• **OBJECTIVE**:
Copy the full set of lines exactly as given.
━━━ SOURCE RECORDS
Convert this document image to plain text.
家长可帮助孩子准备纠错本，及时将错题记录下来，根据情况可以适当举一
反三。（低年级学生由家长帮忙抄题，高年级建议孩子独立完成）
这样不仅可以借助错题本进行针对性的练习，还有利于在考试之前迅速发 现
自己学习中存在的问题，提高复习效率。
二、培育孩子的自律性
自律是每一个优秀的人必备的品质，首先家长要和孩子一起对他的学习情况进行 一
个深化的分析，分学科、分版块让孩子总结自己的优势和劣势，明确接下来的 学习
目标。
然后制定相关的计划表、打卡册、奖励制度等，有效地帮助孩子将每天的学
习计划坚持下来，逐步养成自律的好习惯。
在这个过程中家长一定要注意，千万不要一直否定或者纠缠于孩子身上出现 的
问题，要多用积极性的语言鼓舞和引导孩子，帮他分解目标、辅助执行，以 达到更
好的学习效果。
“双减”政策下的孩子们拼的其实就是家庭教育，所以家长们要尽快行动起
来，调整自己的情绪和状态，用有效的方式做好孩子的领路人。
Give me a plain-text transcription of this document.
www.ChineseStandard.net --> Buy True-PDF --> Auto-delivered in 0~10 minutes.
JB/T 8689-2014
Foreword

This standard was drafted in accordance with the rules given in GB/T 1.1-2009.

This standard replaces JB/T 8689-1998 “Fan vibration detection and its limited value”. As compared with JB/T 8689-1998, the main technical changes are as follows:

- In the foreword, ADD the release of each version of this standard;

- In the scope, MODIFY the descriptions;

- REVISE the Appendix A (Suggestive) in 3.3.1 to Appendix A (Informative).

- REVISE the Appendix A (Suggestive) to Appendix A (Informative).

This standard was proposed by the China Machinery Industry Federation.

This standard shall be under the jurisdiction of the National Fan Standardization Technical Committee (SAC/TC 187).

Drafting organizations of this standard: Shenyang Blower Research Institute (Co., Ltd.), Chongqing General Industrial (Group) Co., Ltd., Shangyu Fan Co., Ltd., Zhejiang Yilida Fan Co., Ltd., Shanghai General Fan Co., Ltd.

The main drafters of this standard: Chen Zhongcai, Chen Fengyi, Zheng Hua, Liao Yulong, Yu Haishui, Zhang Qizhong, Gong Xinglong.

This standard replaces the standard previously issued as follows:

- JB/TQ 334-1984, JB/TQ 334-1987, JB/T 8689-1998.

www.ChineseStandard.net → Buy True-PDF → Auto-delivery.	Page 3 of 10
━━━━━━
• **FULL OUTPUT**:
Convert this document image to plain text.
家长可帮助孩子准备纠错本，及时将错题记录下来，根据情况可以适当举一
反三。（低年级学生由家长帮忙抄题，高年级建议孩子独立完成）
这样不仅可以借助错题本进行针对性的练习，还有利于在考试之前迅速发 现
自己学习中存在的问题，提高复习效率。
二、培育孩子的自律性
自律是每一个优秀的人必备的品质，首先家长要和孩子一起对他的学习情况进行 一
个深化的分析，分学科、分版块让孩子总结自己的优势和劣势，明确接下来的 学习
目标。
然后制定相关的计划表、打卡册、奖励制度等，有效地帮助孩子将每天的学
习计划坚持下来，逐步养成自律的好习惯。
在这个过程中家长一定要注意，千万不要一直否定或者纠缠于孩子身上出现 的
问题，要多用积极性的语言鼓舞和引导孩子，帮他分解目标、辅助执行，以 达到更
好的学习效果。
“双减”政策下的孩子们拼的其实就是家庭教育，所以家长们要尽快行动起
来，调整自己的情绪和状态，用有效的方式做好孩子的领路人。
Give me a plain-text transcription of this document.
www.ChineseStandard.net --> Buy True-PDF --> Auto-delivered in 0~10 minutes.
JB/T 8689-2014
Foreword

This standard was drafted in accordance with the rules given in GB/T 1.1-2009.

This standard replaces JB/T 8689-1998 “Fan vibration detection and its limited value”. As compared with JB/T 8689-1998, the main technical changes are as follows:

- In the foreword, ADD the release of each version of this standard;

- In the scope, MODIFY the descriptions;

- REVISE the Appendix A (Suggestive) in 3.3.1 to Appendix A (Informative).

- REVISE the Appendix A (Suggestive) to Appendix A (Informative).

This standard was proposed by the China Machinery Industry Federation.

This standard shall be under the jurisdiction of the National Fan Standardization Technical Committee (SAC/TC 187).

Drafting organizations of this standard: Shenyang Blower Research Institute (Co., Ltd.), Chongqing General Industrial (Group) Co., Ltd., Shangyu Fan Co., Ltd., Zhejiang Yilida Fan Co., Ltd., Shanghai General Fan Co., Ltd.

The main drafters of this standard: Chen Zhongcai, Chen Fengyi, Zheng Hua, Liao Yulong, Yu Haishui, Zhang Qizhong, Gong Xinglong.

This standard replaces the standard previously issued as follows:

- JB/TQ 334-1984, JB/TQ 334-1987, JB/T 8689-1998.

www.ChineseStandard.net → Buy True-PDF → Auto-delivery.	Page 3 of 10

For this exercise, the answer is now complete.